TEXT SHOWN>
START

Following a hearing on 2 March 2023 (at which Mr Prentice represented the Claimant), Mrs Justice May dismissed the Claimant’s application to set aside the Pepperall Order, which she ruled was totally without merit. She also refused the Claimant’s application for permission to appeal the 28 March 2022 order.

The Permission to Enforce Application

The law on permission to enforce

31.

Under English law there is a statutory 6 year limitation period under section 24(1) of the Limitation Act 1980 for bringing an action on a judgment but the machinery for enforcing a judgment is not subject to a statutory limitation period. However, there are long established rules of court precluding enforcement by way of writ or warrant of execution after 6 years unless the court exercises its discretion to allow enforcement (as explained in Lowsley v Forbes [1999] 1 AC 329).

32.

The present rule is CPR rule 83.2(3) which states that:

“(3)

END

Stored entries:
START

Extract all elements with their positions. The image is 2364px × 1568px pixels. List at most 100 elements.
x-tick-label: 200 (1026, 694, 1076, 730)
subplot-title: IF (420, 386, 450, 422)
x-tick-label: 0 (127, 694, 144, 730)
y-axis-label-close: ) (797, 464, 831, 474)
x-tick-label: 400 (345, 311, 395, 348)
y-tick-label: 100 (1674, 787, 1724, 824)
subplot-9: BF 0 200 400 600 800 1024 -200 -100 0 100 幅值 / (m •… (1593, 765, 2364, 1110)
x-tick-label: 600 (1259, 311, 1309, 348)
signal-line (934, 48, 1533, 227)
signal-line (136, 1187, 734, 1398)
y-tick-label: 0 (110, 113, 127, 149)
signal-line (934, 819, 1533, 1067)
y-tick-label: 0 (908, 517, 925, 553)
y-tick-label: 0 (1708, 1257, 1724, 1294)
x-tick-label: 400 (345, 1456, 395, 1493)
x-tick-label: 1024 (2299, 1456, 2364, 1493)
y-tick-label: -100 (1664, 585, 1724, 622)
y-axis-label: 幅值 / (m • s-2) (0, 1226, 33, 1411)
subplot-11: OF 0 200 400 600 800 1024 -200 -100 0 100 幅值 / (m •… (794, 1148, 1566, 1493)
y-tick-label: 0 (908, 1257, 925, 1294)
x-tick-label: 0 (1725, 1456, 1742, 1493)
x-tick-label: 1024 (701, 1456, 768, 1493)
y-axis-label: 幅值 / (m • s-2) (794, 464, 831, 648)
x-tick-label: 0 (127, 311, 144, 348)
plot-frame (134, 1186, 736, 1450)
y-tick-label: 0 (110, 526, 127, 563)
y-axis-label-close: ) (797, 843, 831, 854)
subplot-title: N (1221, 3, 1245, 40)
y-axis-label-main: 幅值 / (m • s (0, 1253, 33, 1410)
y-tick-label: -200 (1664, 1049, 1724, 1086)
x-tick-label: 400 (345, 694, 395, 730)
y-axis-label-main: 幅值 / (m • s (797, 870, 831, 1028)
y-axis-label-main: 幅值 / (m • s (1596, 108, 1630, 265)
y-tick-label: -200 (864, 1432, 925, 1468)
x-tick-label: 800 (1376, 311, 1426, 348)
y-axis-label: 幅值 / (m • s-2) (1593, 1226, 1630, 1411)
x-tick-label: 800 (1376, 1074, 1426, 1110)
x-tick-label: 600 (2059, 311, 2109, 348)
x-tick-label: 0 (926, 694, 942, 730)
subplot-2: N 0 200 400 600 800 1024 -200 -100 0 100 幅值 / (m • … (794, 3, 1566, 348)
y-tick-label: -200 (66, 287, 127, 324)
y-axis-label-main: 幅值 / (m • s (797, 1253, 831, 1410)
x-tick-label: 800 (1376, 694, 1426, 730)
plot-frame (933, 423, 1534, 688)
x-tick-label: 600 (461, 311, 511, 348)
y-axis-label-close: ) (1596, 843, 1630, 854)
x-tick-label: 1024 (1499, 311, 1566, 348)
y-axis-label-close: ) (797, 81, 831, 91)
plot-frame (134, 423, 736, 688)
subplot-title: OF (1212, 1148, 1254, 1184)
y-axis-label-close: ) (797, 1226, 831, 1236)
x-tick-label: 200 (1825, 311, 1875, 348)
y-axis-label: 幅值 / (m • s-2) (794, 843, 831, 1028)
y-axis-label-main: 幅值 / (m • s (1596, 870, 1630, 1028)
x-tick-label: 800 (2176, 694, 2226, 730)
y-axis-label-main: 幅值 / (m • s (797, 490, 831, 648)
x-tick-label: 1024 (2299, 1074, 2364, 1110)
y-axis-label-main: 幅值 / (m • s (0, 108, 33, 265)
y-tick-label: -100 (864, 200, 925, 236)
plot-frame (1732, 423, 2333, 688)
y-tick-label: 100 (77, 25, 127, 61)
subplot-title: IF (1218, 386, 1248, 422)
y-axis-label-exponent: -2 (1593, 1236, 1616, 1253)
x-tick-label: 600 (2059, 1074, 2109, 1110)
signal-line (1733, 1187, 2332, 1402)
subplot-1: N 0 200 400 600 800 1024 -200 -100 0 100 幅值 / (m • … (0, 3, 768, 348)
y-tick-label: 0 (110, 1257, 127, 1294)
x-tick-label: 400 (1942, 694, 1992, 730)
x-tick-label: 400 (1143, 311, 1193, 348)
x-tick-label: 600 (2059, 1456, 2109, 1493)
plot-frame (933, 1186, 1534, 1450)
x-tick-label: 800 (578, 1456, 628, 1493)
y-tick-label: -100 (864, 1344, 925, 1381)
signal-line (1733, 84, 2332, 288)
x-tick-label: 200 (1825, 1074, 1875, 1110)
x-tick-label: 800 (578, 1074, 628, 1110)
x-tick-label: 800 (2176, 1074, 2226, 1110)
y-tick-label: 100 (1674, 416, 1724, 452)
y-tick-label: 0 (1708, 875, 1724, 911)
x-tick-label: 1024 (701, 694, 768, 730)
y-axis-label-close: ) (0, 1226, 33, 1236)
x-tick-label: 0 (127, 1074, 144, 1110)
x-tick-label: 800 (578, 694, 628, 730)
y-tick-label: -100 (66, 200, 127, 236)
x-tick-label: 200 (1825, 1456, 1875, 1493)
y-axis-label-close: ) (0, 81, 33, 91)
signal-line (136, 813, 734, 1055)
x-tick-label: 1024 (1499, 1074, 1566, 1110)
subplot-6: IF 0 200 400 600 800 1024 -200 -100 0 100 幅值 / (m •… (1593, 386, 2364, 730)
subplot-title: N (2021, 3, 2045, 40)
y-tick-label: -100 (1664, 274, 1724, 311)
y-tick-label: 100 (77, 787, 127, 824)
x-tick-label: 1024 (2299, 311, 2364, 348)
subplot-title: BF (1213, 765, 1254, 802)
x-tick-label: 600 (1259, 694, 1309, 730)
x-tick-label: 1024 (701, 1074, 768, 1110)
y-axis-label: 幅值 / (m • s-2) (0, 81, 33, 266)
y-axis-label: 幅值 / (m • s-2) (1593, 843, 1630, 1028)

END

TO DO>
Reproduce the portion of the court judgment between "The Permission to" and "[1999] 1 AC 329).", inclusive.

THE REPLY>
The Permission to Enforce Application

The law on permission to enforce

31.

Under English law there is a statutory 6 year limitation period under section 24(1) of the Limitation Act 1980 for bringing an action on a judgment but the machinery for enforcing a judgment is not subject to a statutory limitation period. However, there are long established rules of court precluding enforcement by way of writ or warrant of execution after 6 years unless the court exercises its discretion to allow enforcement (as explained in Lowsley v Forbes [1999] 1 AC 329).